↓↓↓
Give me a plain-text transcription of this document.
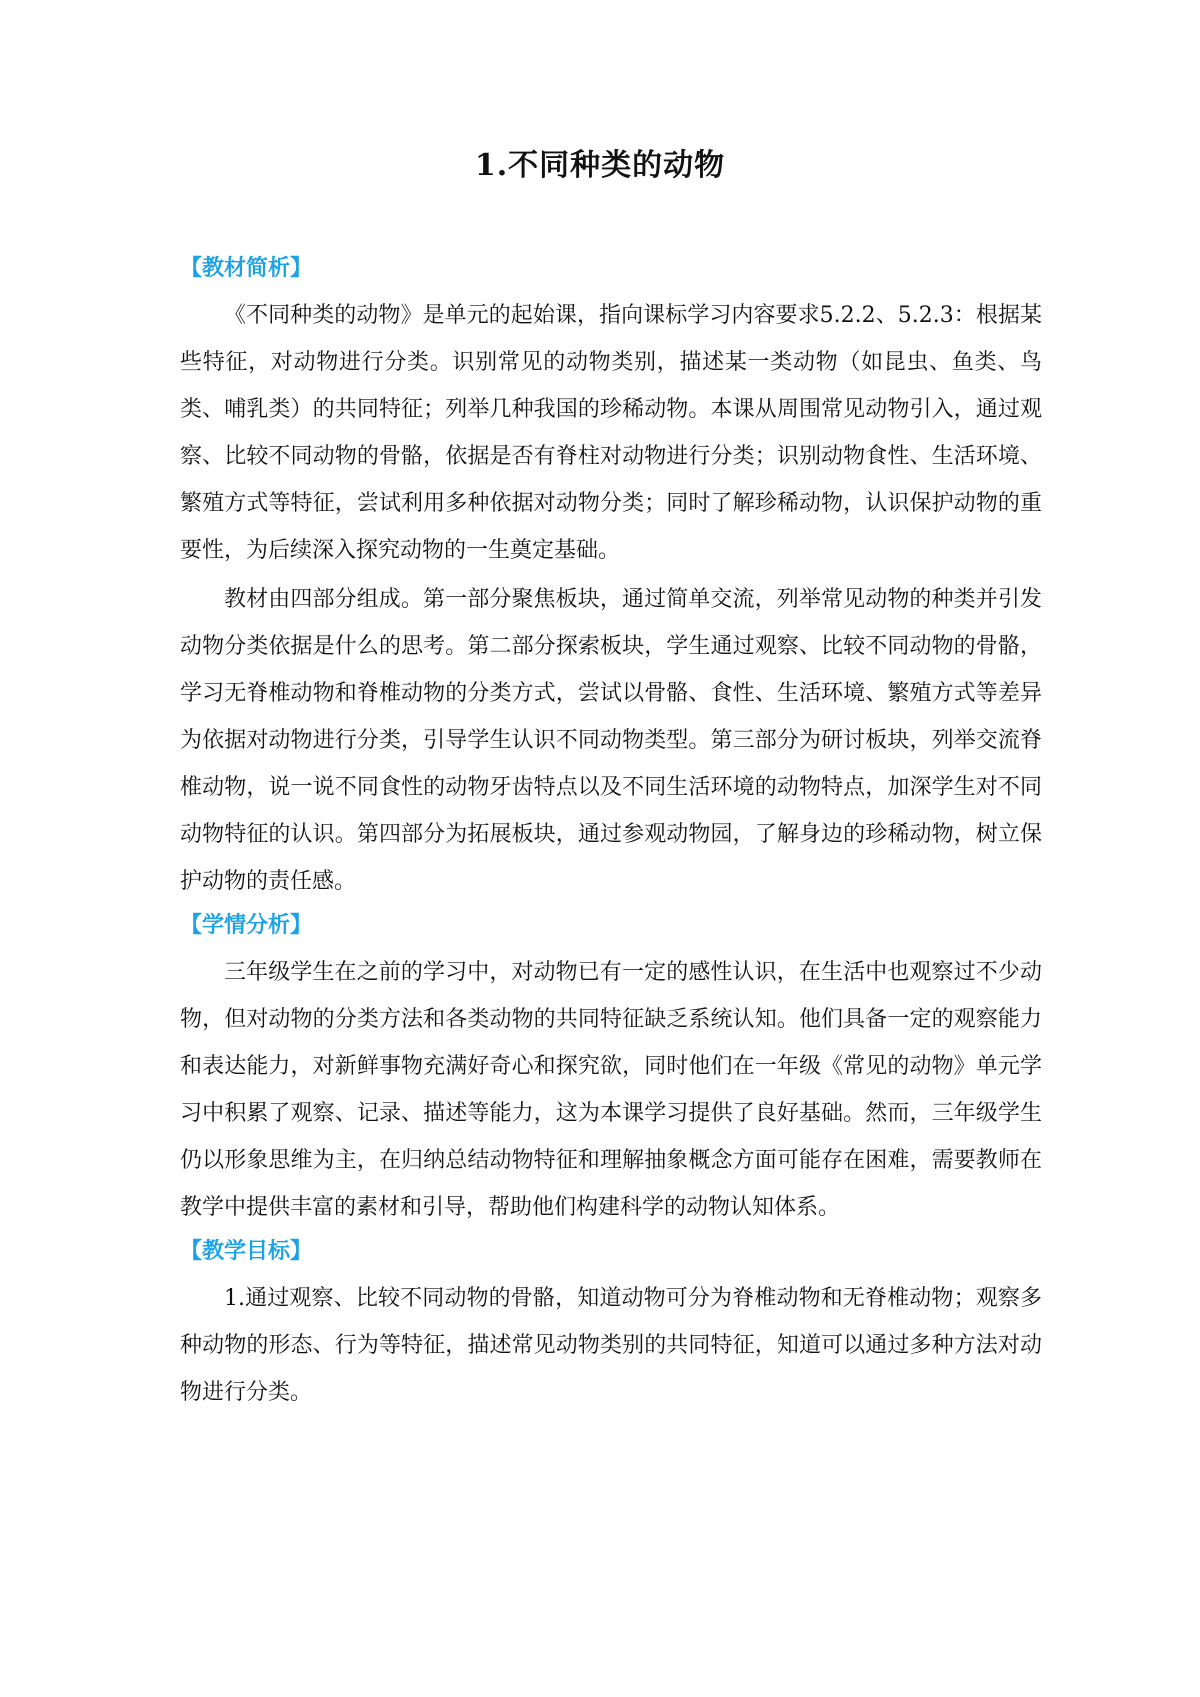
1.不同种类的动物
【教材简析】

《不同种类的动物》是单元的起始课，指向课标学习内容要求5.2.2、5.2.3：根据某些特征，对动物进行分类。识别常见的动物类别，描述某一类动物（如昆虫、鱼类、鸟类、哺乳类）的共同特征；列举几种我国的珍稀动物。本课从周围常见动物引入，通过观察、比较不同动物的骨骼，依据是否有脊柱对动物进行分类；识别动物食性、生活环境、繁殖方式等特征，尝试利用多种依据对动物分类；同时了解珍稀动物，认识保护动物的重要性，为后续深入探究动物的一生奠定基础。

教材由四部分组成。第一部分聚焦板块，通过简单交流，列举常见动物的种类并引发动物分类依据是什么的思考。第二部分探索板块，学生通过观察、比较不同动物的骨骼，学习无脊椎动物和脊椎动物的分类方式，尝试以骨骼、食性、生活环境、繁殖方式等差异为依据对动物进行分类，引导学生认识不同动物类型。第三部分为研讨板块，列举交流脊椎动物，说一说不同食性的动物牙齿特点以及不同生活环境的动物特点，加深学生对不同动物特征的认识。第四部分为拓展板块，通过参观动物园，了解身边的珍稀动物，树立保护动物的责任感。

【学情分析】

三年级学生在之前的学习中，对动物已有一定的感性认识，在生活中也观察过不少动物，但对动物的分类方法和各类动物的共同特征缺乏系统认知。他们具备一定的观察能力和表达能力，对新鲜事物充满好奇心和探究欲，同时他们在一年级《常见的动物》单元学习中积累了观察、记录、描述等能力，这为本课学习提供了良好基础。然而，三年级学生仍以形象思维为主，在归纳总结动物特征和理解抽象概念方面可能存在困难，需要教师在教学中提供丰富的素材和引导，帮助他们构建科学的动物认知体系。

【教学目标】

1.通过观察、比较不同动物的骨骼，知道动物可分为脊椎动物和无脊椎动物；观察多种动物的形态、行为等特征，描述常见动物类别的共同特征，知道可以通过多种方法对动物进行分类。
↑↑↑
▶ **Exercise brief**: Copy out each line of the data where the string "比较不同动物的骨骼" appears.

▶ **Complete answer**:
《不同种类的动物》是单元的起始课，指向课标学习内容要求5.2.2、5.2.3：根据某些特征，对动物进行分类。识别常见的动物类别，描述某一类动物（如昆虫、鱼类、鸟类、哺乳类）的共同特征；列举几种我国的珍稀动物。本课从周围常见动物引入，通过观察、比较不同动物的骨骼，依据是否有脊柱对动物进行分类；识别动物食性、生活环境、繁殖方式等特征，尝试利用多种依据对动物分类；同时了解珍稀动物，认识保护动物的重要性，为后续深入探究动物的一生奠定基础。
教材由四部分组成。第一部分聚焦板块，通过简单交流，列举常见动物的种类并引发动物分类依据是什么的思考。第二部分探索板块，学生通过观察、比较不同动物的骨骼，学习无脊椎动物和脊椎动物的分类方式，尝试以骨骼、食性、生活环境、繁殖方式等差异为依据对动物进行分类，引导学生认识不同动物类型。第三部分为研讨板块，列举交流脊椎动物，说一说不同食性的动物牙齿特点以及不同生活环境的动物特点，加深学生对不同动物特征的认识。第四部分为拓展板块，通过参观动物园，了解身边的珍稀动物，树立保护动物的责任感。
1.通过观察、比较不同动物的骨骼，知道动物可分为脊椎动物和无脊椎动物；观察多种动物的形态、行为等特征，描述常见动物类别的共同特征，知道可以通过多种方法对动物进行分类。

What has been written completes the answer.